** Begin RECORDS PROVIDED **

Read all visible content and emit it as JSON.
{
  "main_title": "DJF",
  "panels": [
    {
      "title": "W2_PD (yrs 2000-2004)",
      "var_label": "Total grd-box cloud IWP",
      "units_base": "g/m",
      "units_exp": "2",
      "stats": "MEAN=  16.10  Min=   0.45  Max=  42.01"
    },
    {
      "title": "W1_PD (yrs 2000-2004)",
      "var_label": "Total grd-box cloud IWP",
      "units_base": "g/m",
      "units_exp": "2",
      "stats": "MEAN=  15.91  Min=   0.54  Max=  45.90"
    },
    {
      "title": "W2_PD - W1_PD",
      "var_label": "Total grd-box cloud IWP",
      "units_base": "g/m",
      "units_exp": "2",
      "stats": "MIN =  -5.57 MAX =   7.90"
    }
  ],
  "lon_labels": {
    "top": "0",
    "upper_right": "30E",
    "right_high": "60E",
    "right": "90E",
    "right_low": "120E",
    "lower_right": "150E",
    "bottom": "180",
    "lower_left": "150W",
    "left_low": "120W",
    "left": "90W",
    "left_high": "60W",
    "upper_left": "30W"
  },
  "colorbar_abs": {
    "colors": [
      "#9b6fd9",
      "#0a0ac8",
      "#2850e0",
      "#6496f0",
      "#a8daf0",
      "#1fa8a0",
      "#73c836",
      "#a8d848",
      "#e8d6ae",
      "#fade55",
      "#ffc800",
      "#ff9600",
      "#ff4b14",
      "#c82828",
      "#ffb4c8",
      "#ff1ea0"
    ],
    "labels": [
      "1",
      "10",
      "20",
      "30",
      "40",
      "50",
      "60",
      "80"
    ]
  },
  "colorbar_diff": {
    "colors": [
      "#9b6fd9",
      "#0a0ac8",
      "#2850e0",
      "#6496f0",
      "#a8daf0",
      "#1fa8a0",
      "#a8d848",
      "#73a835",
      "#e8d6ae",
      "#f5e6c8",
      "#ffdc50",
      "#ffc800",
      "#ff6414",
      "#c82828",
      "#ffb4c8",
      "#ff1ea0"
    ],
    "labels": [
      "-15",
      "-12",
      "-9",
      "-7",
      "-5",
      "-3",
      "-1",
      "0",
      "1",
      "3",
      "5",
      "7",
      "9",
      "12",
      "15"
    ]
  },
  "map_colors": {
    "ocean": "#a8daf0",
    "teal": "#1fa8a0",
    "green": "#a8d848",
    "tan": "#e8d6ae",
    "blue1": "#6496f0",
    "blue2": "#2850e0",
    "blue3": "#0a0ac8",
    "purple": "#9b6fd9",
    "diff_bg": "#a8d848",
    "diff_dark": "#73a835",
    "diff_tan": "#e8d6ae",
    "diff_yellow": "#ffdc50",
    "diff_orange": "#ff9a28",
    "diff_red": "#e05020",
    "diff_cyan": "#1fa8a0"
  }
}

** End RECORDS PROVIDED **

**DIRECTION:** Copy out all the entries shown above, character for character.

**CORRECT OUTPUT:**
Read all visible content and emit it as JSON.
{
  "main_title": "DJF",
  "panels": [
    {
      "title": "W2_PD (yrs 2000-2004)",
      "var_label": "Total grd-box cloud IWP",
      "units_base": "g/m",
      "units_exp": "2",
      "stats": "MEAN=  16.10  Min=   0.45  Max=  42.01"
    },
    {
      "title": "W1_PD (yrs 2000-2004)",
      "var_label": "Total grd-box cloud IWP",
      "units_base": "g/m",
      "units_exp": "2",
      "stats": "MEAN=  15.91  Min=   0.54  Max=  45.90"
    },
    {
      "title": "W2_PD - W1_PD",
      "var_label": "Total grd-box cloud IWP",
      "units_base": "g/m",
      "units_exp": "2",
      "stats": "MIN =  -5.57 MAX =   7.90"
    }
  ],
  "lon_labels": {
    "top": "0",
    "upper_right": "30E",
    "right_high": "60E",
    "right": "90E",
    "right_low": "120E",
    "lower_right": "150E",
    "bottom": "180",
    "lower_left": "150W",
    "left_low": "120W",
    "left": "90W",
    "left_high": "60W",
    "upper_left": "30W"
  },
  "colorbar_abs": {
    "colors": [
      "#9b6fd9",
      "#0a0ac8",
      "#2850e0",
      "#6496f0",
      "#a8daf0",
      "#1fa8a0",
      "#73c836",
      "#a8d848",
      "#e8d6ae",
      "#fade55",
      "#ffc800",
      "#ff9600",
      "#ff4b14",
      "#c82828",
      "#ffb4c8",
      "#ff1ea0"
    ],
    "labels": [
      "1",
      "10",
      "20",
      "30",
      "40",
      "50",
      "60",
      "80"
    ]
  },
  "colorbar_diff": {
    "colors": [
      "#9b6fd9",
      "#0a0ac8",
      "#2850e0",
      "#6496f0",
      "#a8daf0",
      "#1fa8a0",
      "#a8d848",
      "#73a835",
      "#e8d6ae",
      "#f5e6c8",
      "#ffdc50",
      "#ffc800",
      "#ff6414",
      "#c82828",
      "#ffb4c8",
      "#ff1ea0"
    ],
    "labels": [
      "-15",
      "-12",
      "-9",
      "-7",
      "-5",
      "-3",
      "-1",
      "0",
      "1",
      "3",
      "5",
      "7",
      "9",
      "12",
      "15"
    ]
  },
  "map_colors": {
    "ocean": "#a8daf0",
    "teal": "#1fa8a0",
    "green": "#a8d848",
    "tan": "#e8d6ae",
    "blue1": "#6496f0",
    "blue2": "#2850e0",
    "blue3": "#0a0ac8",
    "purple": "#9b6fd9",
    "diff_bg": "#a8d848",
    "diff_dark": "#73a835",
    "diff_tan": "#e8d6ae",
    "diff_yellow": "#ffdc50",
    "diff_orange": "#ff9a28",
    "diff_red": "#e05020",
    "diff_cyan": "#1fa8a0"
  }
}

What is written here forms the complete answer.